### BRIEF
Find each line that has the string "aluminum" and give the total, with nothing else.

### Records excerpted from a collection
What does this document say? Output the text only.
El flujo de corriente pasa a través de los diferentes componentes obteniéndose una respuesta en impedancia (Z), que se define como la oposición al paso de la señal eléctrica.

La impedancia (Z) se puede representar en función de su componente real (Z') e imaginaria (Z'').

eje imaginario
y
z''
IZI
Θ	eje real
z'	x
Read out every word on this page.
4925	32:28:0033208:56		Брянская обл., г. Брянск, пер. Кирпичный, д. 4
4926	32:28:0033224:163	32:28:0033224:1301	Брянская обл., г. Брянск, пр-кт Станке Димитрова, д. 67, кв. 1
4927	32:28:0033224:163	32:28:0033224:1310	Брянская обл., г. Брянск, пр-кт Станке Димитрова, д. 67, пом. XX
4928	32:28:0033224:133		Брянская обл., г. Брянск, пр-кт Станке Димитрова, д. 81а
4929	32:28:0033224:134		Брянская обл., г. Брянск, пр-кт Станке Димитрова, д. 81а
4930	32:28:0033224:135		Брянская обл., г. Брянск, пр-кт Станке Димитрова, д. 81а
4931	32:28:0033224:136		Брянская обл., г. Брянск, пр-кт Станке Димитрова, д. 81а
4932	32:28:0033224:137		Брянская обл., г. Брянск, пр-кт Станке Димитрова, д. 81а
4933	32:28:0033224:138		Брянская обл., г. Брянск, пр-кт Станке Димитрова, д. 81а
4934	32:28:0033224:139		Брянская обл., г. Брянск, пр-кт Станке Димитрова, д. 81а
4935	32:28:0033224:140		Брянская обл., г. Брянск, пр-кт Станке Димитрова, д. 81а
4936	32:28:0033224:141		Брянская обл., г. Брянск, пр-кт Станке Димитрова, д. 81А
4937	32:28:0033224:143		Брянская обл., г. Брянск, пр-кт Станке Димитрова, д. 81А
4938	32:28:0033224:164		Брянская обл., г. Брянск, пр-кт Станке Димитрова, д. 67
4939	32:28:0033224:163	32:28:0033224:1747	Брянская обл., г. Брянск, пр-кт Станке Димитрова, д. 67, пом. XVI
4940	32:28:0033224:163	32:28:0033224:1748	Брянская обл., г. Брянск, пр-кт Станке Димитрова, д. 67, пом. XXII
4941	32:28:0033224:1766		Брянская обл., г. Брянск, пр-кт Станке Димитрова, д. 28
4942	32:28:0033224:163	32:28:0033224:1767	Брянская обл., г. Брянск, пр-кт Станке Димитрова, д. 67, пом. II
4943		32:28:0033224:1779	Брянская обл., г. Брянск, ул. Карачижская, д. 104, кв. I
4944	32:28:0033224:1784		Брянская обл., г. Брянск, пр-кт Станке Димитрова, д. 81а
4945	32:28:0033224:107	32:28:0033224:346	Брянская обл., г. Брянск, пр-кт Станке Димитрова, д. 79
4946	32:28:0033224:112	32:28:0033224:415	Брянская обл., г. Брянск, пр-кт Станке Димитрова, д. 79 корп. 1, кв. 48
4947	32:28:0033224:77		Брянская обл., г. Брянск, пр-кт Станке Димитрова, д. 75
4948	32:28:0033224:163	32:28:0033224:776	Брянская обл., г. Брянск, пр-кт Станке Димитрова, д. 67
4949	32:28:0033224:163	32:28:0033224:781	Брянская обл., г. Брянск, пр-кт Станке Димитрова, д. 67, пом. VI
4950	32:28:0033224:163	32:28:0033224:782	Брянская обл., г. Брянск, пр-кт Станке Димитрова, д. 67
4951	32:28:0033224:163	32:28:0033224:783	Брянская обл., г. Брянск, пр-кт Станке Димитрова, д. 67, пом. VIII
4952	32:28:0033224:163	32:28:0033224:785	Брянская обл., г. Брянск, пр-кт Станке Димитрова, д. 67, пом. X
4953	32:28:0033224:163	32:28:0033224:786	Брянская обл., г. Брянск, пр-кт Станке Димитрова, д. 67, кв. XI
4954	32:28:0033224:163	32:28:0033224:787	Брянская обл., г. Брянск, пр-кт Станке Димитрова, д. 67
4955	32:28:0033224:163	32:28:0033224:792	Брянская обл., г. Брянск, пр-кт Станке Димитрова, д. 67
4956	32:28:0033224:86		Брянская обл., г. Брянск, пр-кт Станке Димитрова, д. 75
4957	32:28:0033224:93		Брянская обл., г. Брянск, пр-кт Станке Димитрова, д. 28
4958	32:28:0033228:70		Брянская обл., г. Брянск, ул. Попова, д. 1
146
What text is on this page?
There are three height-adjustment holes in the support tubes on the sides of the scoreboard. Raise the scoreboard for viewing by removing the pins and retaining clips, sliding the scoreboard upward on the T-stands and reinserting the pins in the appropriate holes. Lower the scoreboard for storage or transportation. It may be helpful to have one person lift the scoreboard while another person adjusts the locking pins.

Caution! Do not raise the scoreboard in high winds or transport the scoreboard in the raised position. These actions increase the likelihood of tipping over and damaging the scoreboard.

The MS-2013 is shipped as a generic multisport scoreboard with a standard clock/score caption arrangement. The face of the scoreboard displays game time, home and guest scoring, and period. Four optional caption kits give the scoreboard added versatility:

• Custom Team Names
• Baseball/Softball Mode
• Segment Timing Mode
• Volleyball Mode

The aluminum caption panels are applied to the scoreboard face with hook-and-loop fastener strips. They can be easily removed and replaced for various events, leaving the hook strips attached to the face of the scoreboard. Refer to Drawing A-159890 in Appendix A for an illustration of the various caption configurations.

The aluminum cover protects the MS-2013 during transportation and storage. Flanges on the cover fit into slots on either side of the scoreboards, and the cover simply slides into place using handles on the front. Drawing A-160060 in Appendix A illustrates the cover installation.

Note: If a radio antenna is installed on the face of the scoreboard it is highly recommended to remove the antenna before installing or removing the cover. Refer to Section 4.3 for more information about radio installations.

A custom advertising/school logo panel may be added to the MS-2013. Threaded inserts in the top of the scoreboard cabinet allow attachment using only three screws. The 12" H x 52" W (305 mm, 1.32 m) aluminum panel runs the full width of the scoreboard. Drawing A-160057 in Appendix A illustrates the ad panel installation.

### COMPLETED EXERCISE
3